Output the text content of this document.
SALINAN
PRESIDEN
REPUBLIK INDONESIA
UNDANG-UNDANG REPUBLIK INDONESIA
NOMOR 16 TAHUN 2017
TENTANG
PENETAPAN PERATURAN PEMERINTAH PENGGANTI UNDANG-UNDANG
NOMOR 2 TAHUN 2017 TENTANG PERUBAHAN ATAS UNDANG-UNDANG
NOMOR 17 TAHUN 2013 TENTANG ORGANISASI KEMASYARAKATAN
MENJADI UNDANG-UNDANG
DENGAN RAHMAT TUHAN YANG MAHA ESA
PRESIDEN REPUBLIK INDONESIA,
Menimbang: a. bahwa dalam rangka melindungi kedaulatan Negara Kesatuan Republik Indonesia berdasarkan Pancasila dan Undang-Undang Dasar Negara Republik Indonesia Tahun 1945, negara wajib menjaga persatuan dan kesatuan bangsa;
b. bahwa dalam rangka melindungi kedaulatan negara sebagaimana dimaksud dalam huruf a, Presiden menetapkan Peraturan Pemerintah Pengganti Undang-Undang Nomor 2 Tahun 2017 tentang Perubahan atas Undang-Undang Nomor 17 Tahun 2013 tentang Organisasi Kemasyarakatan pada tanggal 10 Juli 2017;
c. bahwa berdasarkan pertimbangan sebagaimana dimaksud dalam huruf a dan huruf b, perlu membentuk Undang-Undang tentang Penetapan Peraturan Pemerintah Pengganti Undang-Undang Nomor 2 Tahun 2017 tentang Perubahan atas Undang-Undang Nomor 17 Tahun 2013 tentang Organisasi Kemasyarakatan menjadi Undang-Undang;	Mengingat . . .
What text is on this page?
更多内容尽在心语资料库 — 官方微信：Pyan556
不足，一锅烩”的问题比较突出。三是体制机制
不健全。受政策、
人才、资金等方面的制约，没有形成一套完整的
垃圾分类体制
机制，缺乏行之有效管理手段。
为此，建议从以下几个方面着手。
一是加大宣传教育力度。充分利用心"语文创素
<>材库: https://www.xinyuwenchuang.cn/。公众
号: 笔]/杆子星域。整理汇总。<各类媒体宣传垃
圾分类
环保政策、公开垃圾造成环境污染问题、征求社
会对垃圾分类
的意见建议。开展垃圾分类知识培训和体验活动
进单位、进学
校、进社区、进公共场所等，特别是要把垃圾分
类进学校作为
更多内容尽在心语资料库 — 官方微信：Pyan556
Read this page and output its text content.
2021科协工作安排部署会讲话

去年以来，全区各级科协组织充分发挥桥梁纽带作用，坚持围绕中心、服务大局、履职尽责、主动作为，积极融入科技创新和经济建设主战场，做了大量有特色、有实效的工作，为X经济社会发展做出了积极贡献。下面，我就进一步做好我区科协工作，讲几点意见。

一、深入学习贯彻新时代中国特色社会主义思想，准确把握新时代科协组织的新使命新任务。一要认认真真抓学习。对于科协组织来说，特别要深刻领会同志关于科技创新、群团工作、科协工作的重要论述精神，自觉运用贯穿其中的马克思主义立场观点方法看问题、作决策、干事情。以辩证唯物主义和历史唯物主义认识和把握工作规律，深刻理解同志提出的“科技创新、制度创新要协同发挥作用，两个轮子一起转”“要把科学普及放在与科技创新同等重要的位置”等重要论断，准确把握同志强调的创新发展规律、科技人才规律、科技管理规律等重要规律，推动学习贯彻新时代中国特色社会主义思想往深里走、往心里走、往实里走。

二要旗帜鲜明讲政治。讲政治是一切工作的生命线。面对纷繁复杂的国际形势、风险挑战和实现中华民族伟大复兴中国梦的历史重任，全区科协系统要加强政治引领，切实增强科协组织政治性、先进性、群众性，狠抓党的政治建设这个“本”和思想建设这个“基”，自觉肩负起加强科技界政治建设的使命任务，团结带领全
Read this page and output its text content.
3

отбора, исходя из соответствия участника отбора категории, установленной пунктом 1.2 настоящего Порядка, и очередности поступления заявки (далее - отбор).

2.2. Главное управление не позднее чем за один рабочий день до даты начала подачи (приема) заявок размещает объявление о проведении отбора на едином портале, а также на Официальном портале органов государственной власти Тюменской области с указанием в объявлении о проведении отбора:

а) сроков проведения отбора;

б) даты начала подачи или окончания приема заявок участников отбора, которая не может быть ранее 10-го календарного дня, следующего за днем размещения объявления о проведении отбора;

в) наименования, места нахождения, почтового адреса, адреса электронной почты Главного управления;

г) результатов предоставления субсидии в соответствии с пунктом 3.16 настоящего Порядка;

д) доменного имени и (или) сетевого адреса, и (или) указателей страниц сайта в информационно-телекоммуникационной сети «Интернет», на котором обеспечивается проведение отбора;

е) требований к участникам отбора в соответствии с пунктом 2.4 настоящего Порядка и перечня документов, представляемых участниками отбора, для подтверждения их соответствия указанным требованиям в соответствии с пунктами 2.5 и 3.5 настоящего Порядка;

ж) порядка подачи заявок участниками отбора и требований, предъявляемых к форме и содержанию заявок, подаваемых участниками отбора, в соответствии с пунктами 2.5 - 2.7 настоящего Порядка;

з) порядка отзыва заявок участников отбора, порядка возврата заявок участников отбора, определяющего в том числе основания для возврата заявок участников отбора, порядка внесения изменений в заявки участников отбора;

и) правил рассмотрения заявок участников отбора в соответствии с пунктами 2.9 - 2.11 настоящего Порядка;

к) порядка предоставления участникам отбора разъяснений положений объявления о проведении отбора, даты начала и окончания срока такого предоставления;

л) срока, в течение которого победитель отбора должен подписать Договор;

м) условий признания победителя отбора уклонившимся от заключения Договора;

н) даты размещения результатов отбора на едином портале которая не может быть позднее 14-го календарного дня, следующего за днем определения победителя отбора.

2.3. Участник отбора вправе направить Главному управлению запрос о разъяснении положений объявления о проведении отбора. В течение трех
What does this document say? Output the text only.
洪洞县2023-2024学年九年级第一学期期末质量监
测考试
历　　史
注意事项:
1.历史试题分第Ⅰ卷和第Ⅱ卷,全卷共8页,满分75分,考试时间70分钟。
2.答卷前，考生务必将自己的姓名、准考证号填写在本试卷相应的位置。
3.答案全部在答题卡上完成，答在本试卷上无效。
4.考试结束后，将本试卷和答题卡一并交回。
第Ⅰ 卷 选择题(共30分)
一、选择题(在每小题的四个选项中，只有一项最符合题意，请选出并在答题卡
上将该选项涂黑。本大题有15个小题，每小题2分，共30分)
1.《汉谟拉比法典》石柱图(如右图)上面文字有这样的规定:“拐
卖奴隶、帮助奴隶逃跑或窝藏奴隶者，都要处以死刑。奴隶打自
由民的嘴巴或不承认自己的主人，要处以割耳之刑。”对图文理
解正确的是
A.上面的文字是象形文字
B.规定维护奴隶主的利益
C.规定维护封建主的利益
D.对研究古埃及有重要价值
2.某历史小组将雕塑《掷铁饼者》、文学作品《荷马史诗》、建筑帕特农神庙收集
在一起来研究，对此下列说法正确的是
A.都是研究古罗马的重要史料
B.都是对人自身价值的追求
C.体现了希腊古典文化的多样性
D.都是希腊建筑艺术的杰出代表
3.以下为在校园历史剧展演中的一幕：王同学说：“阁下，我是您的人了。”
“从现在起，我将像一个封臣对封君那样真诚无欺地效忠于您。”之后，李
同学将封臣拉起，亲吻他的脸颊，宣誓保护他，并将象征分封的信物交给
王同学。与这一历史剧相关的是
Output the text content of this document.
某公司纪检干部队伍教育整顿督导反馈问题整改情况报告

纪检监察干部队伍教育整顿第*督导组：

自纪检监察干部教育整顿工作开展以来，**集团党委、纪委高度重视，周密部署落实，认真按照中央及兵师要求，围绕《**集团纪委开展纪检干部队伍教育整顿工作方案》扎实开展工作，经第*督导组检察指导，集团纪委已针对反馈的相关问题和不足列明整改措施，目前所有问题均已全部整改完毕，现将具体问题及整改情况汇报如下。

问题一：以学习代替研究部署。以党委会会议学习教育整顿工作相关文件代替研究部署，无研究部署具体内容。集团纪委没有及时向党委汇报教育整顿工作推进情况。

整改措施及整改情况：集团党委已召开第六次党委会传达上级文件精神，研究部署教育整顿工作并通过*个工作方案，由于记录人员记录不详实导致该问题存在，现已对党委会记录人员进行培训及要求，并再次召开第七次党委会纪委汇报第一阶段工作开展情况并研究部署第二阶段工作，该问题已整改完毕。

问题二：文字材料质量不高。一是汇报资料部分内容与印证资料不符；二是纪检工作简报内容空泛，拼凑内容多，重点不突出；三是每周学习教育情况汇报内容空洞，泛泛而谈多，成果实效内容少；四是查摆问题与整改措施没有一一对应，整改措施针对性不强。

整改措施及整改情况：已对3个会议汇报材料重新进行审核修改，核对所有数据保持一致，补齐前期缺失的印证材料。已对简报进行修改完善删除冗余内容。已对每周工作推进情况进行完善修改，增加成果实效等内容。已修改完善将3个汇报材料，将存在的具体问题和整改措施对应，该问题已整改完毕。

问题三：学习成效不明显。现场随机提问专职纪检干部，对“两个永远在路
-*-*-
**Task requirements**. Output the line containing "What does this" and all lines after it to the end of the records, exactly as given.

**Written response**.
What does this document say? Output the text only.
洪洞县2023-2024学年九年级第一学期期末质量监
测考试
历　　史
注意事项:
1.历史试题分第Ⅰ卷和第Ⅱ卷,全卷共8页,满分75分,考试时间70分钟。
2.答卷前，考生务必将自己的姓名、准考证号填写在本试卷相应的位置。
3.答案全部在答题卡上完成，答在本试卷上无效。
4.考试结束后，将本试卷和答题卡一并交回。
第Ⅰ 卷 选择题(共30分)
一、选择题(在每小题的四个选项中，只有一项最符合题意，请选出并在答题卡
上将该选项涂黑。本大题有15个小题，每小题2分，共30分)
1.《汉谟拉比法典》石柱图(如右图)上面文字有这样的规定:“拐
卖奴隶、帮助奴隶逃跑或窝藏奴隶者，都要处以死刑。奴隶打自
由民的嘴巴或不承认自己的主人，要处以割耳之刑。”对图文理
解正确的是
A.上面的文字是象形文字
B.规定维护奴隶主的利益
C.规定维护封建主的利益
D.对研究古埃及有重要价值
2.某历史小组将雕塑《掷铁饼者》、文学作品《荷马史诗》、建筑帕特农神庙收集
在一起来研究，对此下列说法正确的是
A.都是研究古罗马的重要史料
B.都是对人自身价值的追求
C.体现了希腊古典文化的多样性
D.都是希腊建筑艺术的杰出代表
3.以下为在校园历史剧展演中的一幕：王同学说：“阁下，我是您的人了。”
“从现在起，我将像一个封臣对封君那样真诚无欺地效忠于您。”之后，李
同学将封臣拉起，亲吻他的脸颊，宣誓保护他，并将象征分封的信物交给
王同学。与这一历史剧相关的是
Output the text content of this document.
某公司纪检干部队伍教育整顿督导反馈问题整改情况报告

纪检监察干部队伍教育整顿第*督导组：

自纪检监察干部教育整顿工作开展以来，**集团党委、纪委高度重视，周密部署落实，认真按照中央及兵师要求，围绕《**集团纪委开展纪检干部队伍教育整顿工作方案》扎实开展工作，经第*督导组检察指导，集团纪委已针对反馈的相关问题和不足列明整改措施，目前所有问题均已全部整改完毕，现将具体问题及整改情况汇报如下。

问题一：以学习代替研究部署。以党委会会议学习教育整顿工作相关文件代替研究部署，无研究部署具体内容。集团纪委没有及时向党委汇报教育整顿工作推进情况。

整改措施及整改情况：集团党委已召开第六次党委会传达上级文件精神，研究部署教育整顿工作并通过*个工作方案，由于记录人员记录不详实导致该问题存在，现已对党委会记录人员进行培训及要求，并再次召开第七次党委会纪委汇报第一阶段工作开展情况并研究部署第二阶段工作，该问题已整改完毕。

问题二：文字材料质量不高。一是汇报资料部分内容与印证资料不符；二是纪检工作简报内容空泛，拼凑内容多，重点不突出；三是每周学习教育情况汇报内容空洞，泛泛而谈多，成果实效内容少；四是查摆问题与整改措施没有一一对应，整改措施针对性不强。

整改措施及整改情况：已对3个会议汇报材料重新进行审核修改，核对所有数据保持一致，补齐前期缺失的印证材料。已对简报进行修改完善删除冗余内容。已对每周工作推进情况进行完善修改，增加成果实效等内容。已修改完善将3个汇报材料，将存在的具体问题和整改措施对应，该问题已整改完毕。

问题三：学习成效不明显。现场随机提问专职纪检干部，对“两个永远在路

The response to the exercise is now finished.